Extracted material:
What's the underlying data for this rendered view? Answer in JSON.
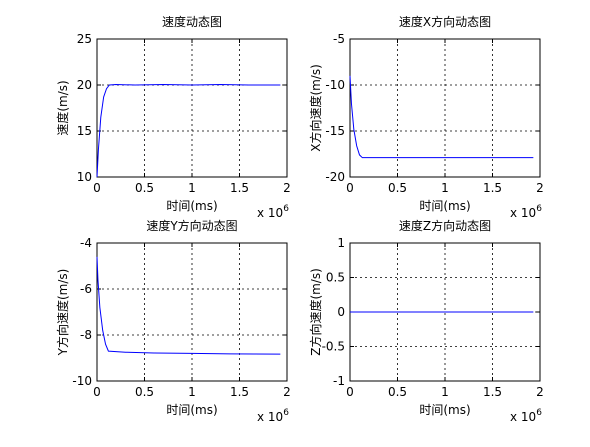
{
  "figure": {
    "background": "#ffffff",
    "line_color": "#0000ff",
    "grid_color": "#000000"
  },
  "chart_data": [
    {
      "type": "line",
      "title": "速度动态图",
      "xlabel": "时间(ms)",
      "ylabel": "速度(m/s)",
      "xlim": [
        0,
        2
      ],
      "ylim": [
        10,
        25
      ],
      "xticks": [
        "0",
        "0.5",
        "1",
        "1.5",
        "2"
      ],
      "yticks": [
        "10",
        "15",
        "20",
        "25"
      ],
      "x_exponent": "x 10^6",
      "grid": true,
      "series": [
        {
          "x": [
            0,
            0.015,
            0.04,
            0.07,
            0.1,
            0.13,
            0.2,
            0.4,
            0.7,
            1.0,
            1.3,
            1.6,
            1.93
          ],
          "y": [
            10.0,
            13.0,
            16.5,
            18.7,
            19.6,
            20.0,
            20.05,
            20.0,
            20.05,
            20.0,
            20.05,
            20.0,
            20.0
          ]
        }
      ]
    },
    {
      "type": "line",
      "title": "速度X方向动态图",
      "xlabel": "时间(ms)",
      "ylabel": "X方向速度(m/s)",
      "xlim": [
        0,
        2
      ],
      "ylim": [
        -20,
        -5
      ],
      "xticks": [
        "0",
        "0.5",
        "1",
        "1.5",
        "2"
      ],
      "yticks": [
        "-20",
        "-15",
        "-10",
        "-5"
      ],
      "x_exponent": "x 10^6",
      "grid": true,
      "series": [
        {
          "x": [
            0,
            0.015,
            0.04,
            0.07,
            0.1,
            0.13,
            0.5,
            1.0,
            1.5,
            1.93
          ],
          "y": [
            -9.0,
            -12.0,
            -14.8,
            -16.6,
            -17.6,
            -17.9,
            -17.9,
            -17.9,
            -17.9,
            -17.9
          ]
        }
      ]
    },
    {
      "type": "line",
      "title": "速度Y方向动态图",
      "xlabel": "时间(ms)",
      "ylabel": "Y方向速度(m/s)",
      "xlim": [
        0,
        2
      ],
      "ylim": [
        -10,
        -4
      ],
      "xticks": [
        "0",
        "0.5",
        "1",
        "1.5",
        "2"
      ],
      "yticks": [
        "-10",
        "-8",
        "-6",
        "-4"
      ],
      "x_exponent": "x 10^6",
      "grid": true,
      "series": [
        {
          "x": [
            0,
            0.01,
            0.03,
            0.06,
            0.09,
            0.12,
            0.3,
            0.6,
            1.0,
            1.4,
            1.93
          ],
          "y": [
            -4.6,
            -5.6,
            -6.8,
            -7.8,
            -8.4,
            -8.7,
            -8.75,
            -8.78,
            -8.8,
            -8.82,
            -8.83
          ]
        }
      ]
    },
    {
      "type": "line",
      "title": "速度Z方向动态图",
      "xlabel": "时间(ms)",
      "ylabel": "Z方向速度(m/s)",
      "xlim": [
        0,
        2
      ],
      "ylim": [
        -1,
        1
      ],
      "xticks": [
        "0",
        "0.5",
        "1",
        "1.5",
        "2"
      ],
      "yticks": [
        "-1",
        "-0.5",
        "0",
        "0.5",
        "1"
      ],
      "x_exponent": "x 10^6",
      "grid": true,
      "series": [
        {
          "x": [
            0,
            0.5,
            1.0,
            1.5,
            1.93
          ],
          "y": [
            0,
            0,
            0,
            0,
            0
          ]
        }
      ]
    }
  ]
}
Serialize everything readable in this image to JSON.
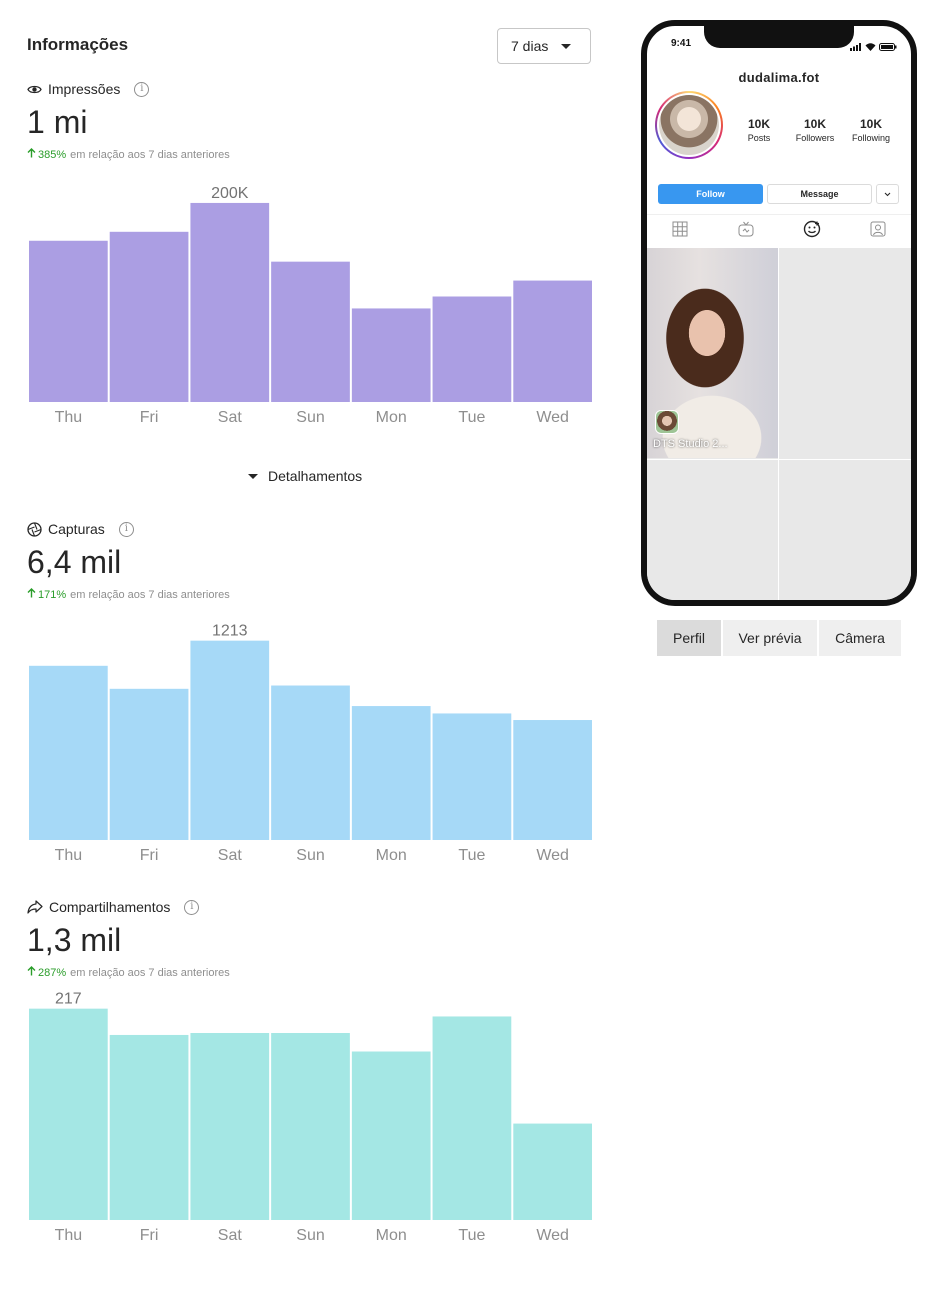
{
  "header": {
    "title": "Informações",
    "range": "7 dias"
  },
  "colors": {
    "impressions_bar": "#ab9ee3",
    "captures_bar": "#a6d9f7",
    "shares_bar": "#a4e7e4",
    "positive": "#2a9d2a",
    "follow": "#3897f0"
  },
  "metrics": [
    {
      "label": "Impressões",
      "icon": "eye-icon",
      "value": "1 mi",
      "change_pct": "385%",
      "change_text": "em relação aos 7 dias anteriores"
    },
    {
      "label": "Capturas",
      "icon": "camera-shutter-icon",
      "value": "6,4 mil",
      "change_pct": "171%",
      "change_text": "em relação aos 7 dias anteriores"
    },
    {
      "label": "Compartilhamentos",
      "icon": "share-arrow-icon",
      "value": "1,3 mil",
      "change_pct": "287%",
      "change_text": "em relação aos 7 dias anteriores"
    }
  ],
  "details_label": "Detalhamentos",
  "chart_data": [
    {
      "type": "bar",
      "categories": [
        "Thu",
        "Fri",
        "Sat",
        "Sun",
        "Mon",
        "Tue",
        "Wed"
      ],
      "values": [
        162,
        171,
        200,
        141,
        94,
        106,
        122
      ],
      "peak_label": "200K",
      "peak_index": 2,
      "ylim": [
        0,
        213
      ]
    },
    {
      "type": "bar",
      "categories": [
        "Thu",
        "Fri",
        "Sat",
        "Sun",
        "Mon",
        "Tue",
        "Wed"
      ],
      "values": [
        1060,
        920,
        1213,
        940,
        815,
        770,
        730
      ],
      "peak_label": "1213",
      "peak_index": 2,
      "ylim": [
        0,
        1290
      ]
    },
    {
      "type": "bar",
      "categories": [
        "Thu",
        "Fri",
        "Sat",
        "Sun",
        "Mon",
        "Tue",
        "Wed"
      ],
      "values": [
        217,
        190,
        192,
        192,
        173,
        209,
        99
      ],
      "peak_label": "217",
      "peak_index": 0,
      "ylim": [
        0,
        230
      ]
    }
  ],
  "phone": {
    "time": "9:41",
    "handle": "dudalima.fot",
    "stats": [
      {
        "num": "10K",
        "label": "Posts"
      },
      {
        "num": "10K",
        "label": "Followers"
      },
      {
        "num": "10K",
        "label": "Following"
      }
    ],
    "follow_label": "Follow",
    "message_label": "Message",
    "photo_caption": "DTS Studio 2..."
  },
  "segmented": [
    {
      "label": "Perfil",
      "active": true
    },
    {
      "label": "Ver prévia",
      "active": false
    },
    {
      "label": "Câmera",
      "active": false
    }
  ]
}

What this task involves:
Count every line above that holds the word "ylabel", and state the number and nothing more.

Complete answer:
4